__Exercise directions__: Count the lines containing "number" in the entries underneath, and state that count without anything else.

(begin)

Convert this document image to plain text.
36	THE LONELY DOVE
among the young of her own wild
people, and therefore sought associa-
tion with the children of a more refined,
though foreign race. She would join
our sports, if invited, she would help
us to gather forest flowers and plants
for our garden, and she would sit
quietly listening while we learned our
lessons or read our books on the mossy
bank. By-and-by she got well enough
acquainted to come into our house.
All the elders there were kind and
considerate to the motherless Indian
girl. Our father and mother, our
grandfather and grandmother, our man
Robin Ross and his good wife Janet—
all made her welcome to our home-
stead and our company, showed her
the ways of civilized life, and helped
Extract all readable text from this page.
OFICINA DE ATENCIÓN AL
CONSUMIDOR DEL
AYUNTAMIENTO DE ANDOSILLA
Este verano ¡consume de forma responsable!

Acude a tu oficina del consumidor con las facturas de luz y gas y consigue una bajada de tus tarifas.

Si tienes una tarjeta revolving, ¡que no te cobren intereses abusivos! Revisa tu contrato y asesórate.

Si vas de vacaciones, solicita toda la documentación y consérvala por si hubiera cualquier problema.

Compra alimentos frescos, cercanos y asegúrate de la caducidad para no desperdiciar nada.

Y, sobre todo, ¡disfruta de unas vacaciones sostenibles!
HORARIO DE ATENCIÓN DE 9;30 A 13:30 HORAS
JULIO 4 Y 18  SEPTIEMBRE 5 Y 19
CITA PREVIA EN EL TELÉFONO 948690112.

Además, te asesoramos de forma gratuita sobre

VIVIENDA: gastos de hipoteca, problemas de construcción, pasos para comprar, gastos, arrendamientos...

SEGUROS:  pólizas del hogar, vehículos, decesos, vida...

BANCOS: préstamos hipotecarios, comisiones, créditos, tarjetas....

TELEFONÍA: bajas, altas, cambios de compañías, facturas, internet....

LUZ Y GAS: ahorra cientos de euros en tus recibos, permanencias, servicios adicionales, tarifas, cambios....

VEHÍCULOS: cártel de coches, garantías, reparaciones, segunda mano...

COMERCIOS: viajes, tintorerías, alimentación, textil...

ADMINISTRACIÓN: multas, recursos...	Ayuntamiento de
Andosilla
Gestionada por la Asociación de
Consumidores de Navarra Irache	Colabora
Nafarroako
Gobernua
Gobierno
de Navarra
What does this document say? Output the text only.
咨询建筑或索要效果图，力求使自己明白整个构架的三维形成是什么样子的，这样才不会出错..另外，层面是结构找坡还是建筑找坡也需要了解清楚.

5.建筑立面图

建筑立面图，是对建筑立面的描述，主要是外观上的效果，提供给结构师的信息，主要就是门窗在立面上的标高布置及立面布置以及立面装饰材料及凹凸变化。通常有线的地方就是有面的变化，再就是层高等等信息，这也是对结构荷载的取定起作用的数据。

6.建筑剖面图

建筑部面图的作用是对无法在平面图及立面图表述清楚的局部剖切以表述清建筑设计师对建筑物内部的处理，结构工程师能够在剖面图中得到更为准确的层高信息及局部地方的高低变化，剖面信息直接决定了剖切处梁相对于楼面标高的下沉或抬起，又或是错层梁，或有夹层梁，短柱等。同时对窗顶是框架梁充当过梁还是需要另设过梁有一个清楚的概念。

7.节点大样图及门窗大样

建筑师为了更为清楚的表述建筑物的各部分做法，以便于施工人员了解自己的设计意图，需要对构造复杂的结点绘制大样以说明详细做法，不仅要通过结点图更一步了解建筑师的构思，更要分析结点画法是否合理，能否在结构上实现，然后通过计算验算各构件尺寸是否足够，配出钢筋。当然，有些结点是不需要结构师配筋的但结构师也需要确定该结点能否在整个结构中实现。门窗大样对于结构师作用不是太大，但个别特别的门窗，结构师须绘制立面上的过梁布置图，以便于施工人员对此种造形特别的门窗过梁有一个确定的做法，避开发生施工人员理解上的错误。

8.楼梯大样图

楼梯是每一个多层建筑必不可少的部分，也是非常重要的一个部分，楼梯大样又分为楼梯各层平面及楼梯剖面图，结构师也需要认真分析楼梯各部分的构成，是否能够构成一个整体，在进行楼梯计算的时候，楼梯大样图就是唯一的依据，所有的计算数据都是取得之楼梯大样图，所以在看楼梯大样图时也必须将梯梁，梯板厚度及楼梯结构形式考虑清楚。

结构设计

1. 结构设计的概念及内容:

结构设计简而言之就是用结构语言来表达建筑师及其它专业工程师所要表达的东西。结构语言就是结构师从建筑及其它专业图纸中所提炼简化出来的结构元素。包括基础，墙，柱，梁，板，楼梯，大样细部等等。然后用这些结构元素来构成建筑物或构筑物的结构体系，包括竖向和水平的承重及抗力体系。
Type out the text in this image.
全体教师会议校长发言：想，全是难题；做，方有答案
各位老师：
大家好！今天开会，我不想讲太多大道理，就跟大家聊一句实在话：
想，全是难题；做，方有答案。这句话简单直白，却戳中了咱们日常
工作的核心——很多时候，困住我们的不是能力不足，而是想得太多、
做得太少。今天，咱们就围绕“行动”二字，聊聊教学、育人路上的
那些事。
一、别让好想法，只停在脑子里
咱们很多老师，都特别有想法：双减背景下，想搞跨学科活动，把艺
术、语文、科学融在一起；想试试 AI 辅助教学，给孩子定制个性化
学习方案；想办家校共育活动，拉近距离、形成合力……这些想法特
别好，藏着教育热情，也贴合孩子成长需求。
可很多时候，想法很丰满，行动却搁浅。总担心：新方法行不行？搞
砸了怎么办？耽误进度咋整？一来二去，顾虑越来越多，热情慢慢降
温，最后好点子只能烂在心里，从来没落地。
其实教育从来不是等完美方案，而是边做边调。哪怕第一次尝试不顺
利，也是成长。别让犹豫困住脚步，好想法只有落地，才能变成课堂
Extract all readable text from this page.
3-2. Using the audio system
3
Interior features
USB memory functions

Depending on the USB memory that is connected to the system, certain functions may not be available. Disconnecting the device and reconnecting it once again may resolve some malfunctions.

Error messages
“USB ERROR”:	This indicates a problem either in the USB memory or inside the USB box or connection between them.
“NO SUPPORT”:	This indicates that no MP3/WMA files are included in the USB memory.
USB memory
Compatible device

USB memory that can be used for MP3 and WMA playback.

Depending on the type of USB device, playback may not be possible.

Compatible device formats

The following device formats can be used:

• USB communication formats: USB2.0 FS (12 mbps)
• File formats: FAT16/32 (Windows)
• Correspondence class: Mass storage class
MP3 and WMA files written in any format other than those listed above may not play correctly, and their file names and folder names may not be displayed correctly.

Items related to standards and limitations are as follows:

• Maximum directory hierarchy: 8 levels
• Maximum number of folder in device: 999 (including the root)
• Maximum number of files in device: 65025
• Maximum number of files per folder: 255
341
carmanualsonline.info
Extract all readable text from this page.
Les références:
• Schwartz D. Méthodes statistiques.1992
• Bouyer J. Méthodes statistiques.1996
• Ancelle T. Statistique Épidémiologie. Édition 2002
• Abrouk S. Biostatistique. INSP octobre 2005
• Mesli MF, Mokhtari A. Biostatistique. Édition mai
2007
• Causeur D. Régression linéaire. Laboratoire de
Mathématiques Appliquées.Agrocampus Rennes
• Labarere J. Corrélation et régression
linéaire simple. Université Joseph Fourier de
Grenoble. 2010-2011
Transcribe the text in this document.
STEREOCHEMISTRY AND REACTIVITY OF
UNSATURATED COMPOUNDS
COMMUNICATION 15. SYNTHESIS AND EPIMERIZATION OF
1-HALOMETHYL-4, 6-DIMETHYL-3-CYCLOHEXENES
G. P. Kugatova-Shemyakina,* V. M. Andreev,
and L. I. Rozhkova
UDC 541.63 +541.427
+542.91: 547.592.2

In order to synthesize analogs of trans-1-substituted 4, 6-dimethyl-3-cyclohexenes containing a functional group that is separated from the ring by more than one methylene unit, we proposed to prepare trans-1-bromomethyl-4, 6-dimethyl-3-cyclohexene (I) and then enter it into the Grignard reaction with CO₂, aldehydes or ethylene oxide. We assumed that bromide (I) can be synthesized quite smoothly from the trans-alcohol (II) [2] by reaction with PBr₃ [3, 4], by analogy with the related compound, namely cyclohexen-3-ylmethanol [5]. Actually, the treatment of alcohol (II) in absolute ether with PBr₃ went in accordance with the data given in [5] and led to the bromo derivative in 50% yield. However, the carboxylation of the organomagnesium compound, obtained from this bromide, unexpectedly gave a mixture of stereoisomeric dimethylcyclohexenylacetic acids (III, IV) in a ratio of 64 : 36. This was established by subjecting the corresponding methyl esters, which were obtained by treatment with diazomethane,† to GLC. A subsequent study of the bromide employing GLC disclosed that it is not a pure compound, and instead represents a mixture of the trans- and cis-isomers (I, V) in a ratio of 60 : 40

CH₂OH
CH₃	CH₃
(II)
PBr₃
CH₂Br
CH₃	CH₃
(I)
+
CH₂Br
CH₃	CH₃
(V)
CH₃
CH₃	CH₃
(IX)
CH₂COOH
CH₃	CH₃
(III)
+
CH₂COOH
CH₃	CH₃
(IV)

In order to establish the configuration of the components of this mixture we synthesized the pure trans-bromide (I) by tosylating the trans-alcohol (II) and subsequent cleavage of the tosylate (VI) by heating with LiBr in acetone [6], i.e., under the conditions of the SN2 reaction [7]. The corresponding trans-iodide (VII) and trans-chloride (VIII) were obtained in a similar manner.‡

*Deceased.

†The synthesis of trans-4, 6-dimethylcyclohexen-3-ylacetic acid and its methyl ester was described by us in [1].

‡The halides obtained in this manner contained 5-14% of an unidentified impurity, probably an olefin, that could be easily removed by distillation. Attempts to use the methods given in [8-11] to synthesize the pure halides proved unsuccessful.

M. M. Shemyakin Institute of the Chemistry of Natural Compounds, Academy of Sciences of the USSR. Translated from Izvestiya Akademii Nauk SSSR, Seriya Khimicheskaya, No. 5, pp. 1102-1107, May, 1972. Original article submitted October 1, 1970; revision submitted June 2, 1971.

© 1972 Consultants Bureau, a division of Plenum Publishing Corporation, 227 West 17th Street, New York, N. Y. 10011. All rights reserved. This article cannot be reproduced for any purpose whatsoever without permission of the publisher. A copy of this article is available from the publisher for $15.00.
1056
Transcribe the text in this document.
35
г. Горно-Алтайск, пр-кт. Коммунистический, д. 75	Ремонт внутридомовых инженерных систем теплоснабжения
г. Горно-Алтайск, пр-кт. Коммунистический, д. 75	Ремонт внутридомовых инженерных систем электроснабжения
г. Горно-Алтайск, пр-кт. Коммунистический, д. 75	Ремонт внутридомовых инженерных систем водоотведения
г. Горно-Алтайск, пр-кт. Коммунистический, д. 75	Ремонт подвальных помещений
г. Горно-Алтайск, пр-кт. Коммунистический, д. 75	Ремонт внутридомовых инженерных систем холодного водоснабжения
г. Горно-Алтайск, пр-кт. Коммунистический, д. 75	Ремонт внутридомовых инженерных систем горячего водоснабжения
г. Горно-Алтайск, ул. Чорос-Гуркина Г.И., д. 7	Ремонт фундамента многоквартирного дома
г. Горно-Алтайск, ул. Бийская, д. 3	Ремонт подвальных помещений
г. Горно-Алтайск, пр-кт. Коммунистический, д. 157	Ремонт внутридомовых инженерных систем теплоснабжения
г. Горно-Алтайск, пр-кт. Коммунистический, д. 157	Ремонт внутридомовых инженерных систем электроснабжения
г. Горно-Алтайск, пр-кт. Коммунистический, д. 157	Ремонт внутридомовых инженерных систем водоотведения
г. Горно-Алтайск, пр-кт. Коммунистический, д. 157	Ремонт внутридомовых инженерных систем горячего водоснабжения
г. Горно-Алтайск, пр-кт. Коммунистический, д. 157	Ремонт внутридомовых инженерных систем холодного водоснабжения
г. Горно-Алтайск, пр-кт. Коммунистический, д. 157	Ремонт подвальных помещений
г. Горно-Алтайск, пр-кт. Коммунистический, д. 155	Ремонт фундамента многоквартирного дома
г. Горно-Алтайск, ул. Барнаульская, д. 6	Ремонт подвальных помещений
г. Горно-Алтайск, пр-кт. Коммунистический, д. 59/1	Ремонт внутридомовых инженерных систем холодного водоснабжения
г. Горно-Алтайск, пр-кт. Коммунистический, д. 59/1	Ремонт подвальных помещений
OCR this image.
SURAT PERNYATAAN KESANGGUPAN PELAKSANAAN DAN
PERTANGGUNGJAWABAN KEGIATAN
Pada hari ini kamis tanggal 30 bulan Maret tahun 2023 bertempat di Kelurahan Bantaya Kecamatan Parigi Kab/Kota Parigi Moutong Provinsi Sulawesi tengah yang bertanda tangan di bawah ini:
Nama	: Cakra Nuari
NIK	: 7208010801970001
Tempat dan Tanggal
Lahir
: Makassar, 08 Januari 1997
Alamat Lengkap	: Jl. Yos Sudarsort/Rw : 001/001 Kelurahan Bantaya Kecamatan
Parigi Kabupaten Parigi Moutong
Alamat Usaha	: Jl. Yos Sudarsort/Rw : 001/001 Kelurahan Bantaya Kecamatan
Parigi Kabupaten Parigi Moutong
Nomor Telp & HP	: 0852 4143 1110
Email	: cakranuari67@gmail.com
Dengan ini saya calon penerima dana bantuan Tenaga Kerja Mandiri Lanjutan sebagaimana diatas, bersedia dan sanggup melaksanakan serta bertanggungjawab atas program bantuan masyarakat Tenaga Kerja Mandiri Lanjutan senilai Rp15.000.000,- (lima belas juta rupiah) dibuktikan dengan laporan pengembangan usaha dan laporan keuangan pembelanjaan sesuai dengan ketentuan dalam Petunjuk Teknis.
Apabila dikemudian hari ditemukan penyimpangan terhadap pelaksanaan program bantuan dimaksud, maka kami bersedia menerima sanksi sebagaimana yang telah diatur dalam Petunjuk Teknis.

(end)

__Problem solution__: 3